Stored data
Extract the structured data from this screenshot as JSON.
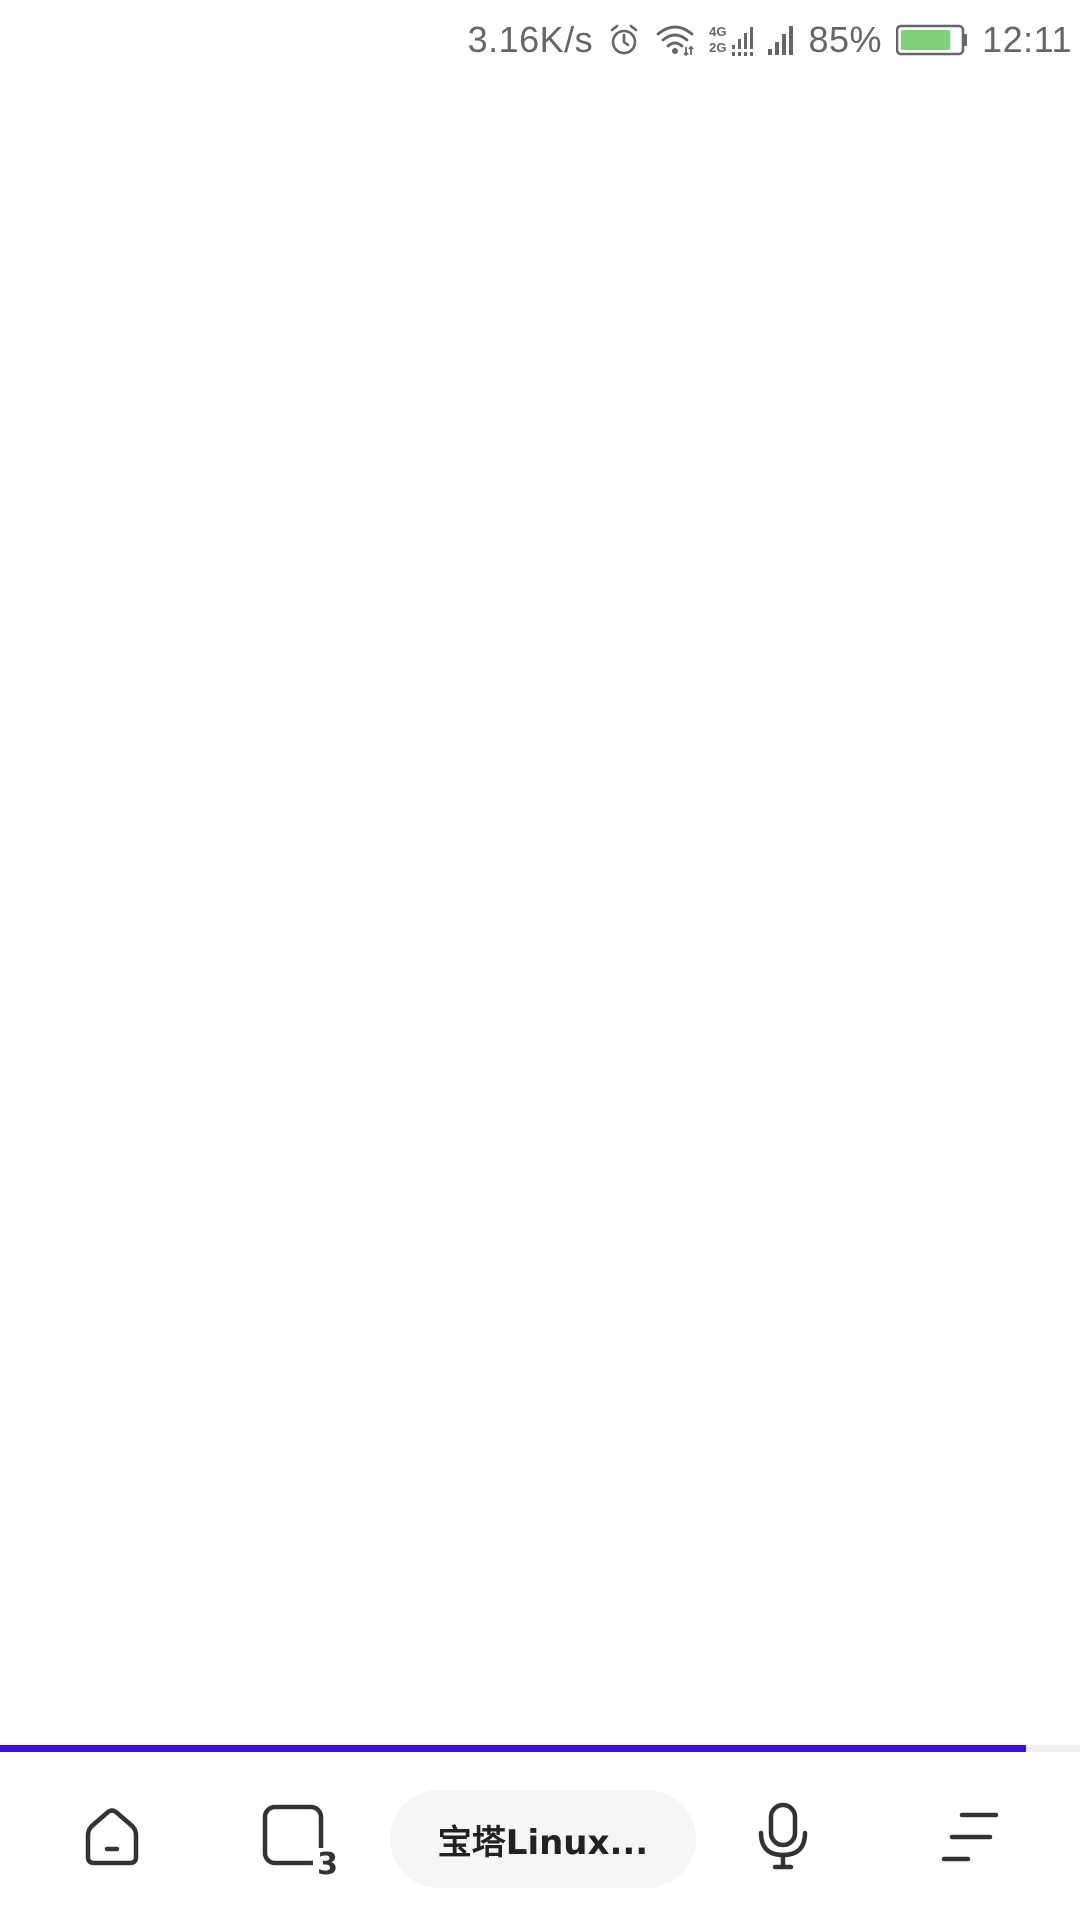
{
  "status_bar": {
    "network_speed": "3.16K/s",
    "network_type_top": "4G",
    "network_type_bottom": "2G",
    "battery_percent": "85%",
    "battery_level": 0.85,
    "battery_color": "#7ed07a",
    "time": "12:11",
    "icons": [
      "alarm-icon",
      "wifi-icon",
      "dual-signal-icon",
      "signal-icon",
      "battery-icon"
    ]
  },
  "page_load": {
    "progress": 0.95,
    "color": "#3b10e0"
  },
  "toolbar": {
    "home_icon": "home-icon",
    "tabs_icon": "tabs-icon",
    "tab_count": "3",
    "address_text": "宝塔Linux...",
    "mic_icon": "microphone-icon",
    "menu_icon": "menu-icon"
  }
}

Task directions >> Every record must be copied exactly, with the pictures left out.

Solution >>
Extract the structured data from this screenshot as JSON.
{
  "status_bar": {
    "network_speed": "3.16K/s",
    "network_type_top": "4G",
    "network_type_bottom": "2G",
    "battery_percent": "85%",
    "battery_level": 0.85,
    "battery_color": "#7ed07a",
    "time": "12:11",
    "icons": [
      "alarm-icon",
      "wifi-icon",
      "dual-signal-icon",
      "signal-icon",
      "battery-icon"
    ]
  },
  "page_load": {
    "progress": 0.95,
    "color": "#3b10e0"
  },
  "toolbar": {
    "home_icon": "home-icon",
    "tabs_icon": "tabs-icon",
    "tab_count": "3",
    "address_text": "宝塔Linux...",
    "mic_icon": "microphone-icon",
    "menu_icon": "menu-icon"
  }
}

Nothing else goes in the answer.